Task prompt:
Repeat each line exactly, leaving nothing out.

Input for this task:
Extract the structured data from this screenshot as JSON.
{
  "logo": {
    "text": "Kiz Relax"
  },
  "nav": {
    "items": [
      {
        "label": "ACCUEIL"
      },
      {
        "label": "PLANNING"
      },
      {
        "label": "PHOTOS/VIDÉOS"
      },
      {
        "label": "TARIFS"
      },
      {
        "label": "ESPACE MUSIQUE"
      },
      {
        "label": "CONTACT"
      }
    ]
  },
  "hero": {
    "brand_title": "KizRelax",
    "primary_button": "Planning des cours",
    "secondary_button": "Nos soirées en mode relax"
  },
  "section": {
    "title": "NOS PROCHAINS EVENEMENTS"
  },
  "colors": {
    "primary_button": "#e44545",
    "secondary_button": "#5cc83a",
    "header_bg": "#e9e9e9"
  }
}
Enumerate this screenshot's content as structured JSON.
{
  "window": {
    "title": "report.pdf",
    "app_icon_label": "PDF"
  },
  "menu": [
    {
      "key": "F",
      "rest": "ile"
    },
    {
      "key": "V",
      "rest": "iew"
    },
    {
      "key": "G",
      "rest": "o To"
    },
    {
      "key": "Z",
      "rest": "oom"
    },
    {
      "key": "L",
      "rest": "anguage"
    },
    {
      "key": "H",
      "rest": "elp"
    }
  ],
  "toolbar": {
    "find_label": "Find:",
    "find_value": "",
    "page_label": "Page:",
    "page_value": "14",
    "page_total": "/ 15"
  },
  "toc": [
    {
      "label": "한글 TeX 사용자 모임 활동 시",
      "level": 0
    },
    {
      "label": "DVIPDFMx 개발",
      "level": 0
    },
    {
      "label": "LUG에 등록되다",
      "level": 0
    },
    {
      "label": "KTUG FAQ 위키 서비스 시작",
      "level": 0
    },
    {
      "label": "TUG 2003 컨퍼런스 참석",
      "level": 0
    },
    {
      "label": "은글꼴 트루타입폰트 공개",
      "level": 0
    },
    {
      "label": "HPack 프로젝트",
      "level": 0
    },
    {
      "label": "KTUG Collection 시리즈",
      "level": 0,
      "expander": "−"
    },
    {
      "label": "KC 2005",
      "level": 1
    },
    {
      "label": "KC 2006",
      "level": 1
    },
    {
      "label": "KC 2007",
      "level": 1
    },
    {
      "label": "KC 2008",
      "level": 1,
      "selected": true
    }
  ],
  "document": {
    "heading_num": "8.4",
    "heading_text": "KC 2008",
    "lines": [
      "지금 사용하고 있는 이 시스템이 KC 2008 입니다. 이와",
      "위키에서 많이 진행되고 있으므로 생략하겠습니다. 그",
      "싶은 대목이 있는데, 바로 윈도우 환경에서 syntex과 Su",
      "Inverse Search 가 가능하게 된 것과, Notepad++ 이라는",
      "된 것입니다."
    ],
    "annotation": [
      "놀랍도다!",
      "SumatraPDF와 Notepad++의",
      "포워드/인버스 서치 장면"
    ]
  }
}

Completed task:
Extract the structured data from this screenshot as JSON.
{
  "logo": {
    "text": "Kiz Relax"
  },
  "nav": {
    "items": [
      {
        "label": "ACCUEIL"
      },
      {
        "label": "PLANNING"
      },
      {
        "label": "PHOTOS/VIDÉOS"
      },
      {
        "label": "TARIFS"
      },
      {
        "label": "ESPACE MUSIQUE"
      },
      {
        "label": "CONTACT"
      }
    ]
  },
  "hero": {
    "brand_title": "KizRelax",
    "primary_button": "Planning des cours",
    "secondary_button": "Nos soirées en mode relax"
  },
  "section": {
    "title": "NOS PROCHAINS EVENEMENTS"
  },
  "colors": {
    "primary_button": "#e44545",
    "secondary_button": "#5cc83a",
    "header_bg": "#e9e9e9"
  }
}
Enumerate this screenshot's content as structured JSON.
{
  "window": {
    "title": "report.pdf",
    "app_icon_label": "PDF"
  },
  "menu": [
    {
      "key": "F",
      "rest": "ile"
    },
    {
      "key": "V",
      "rest": "iew"
    },
    {
      "key": "G",
      "rest": "o To"
    },
    {
      "key": "Z",
      "rest": "oom"
    },
    {
      "key": "L",
      "rest": "anguage"
    },
    {
      "key": "H",
      "rest": "elp"
    }
  ],
  "toolbar": {
    "find_label": "Find:",
    "find_value": "",
    "page_label": "Page:",
    "page_value": "14",
    "page_total": "/ 15"
  },
  "toc": [
    {
      "label": "한글 TeX 사용자 모임 활동 시",
      "level": 0
    },
    {
      "label": "DVIPDFMx 개발",
      "level": 0
    },
    {
      "label": "LUG에 등록되다",
      "level": 0
    },
    {
      "label": "KTUG FAQ 위키 서비스 시작",
      "level": 0
    },
    {
      "label": "TUG 2003 컨퍼런스 참석",
      "level": 0
    },
    {
      "label": "은글꼴 트루타입폰트 공개",
      "level": 0
    },
    {
      "label": "HPack 프로젝트",
      "level": 0
    },
    {
      "label": "KTUG Collection 시리즈",
      "level": 0,
      "expander": "−"
    },
    {
      "label": "KC 2005",
      "level": 1
    },
    {
      "label": "KC 2006",
      "level": 1
    },
    {
      "label": "KC 2007",
      "level": 1
    },
    {
      "label": "KC 2008",
      "level": 1,
      "selected": true
    }
  ],
  "document": {
    "heading_num": "8.4",
    "heading_text": "KC 2008",
    "lines": [
      "지금 사용하고 있는 이 시스템이 KC 2008 입니다. 이와",
      "위키에서 많이 진행되고 있으므로 생략하겠습니다. 그",
      "싶은 대목이 있는데, 바로 윈도우 환경에서 syntex과 Su",
      "Inverse Search 가 가능하게 된 것과, Notepad++ 이라는",
      "된 것입니다."
    ],
    "annotation": [
      "놀랍도다!",
      "SumatraPDF와 Notepad++의",
      "포워드/인버스 서치 장면"
    ]
  }
}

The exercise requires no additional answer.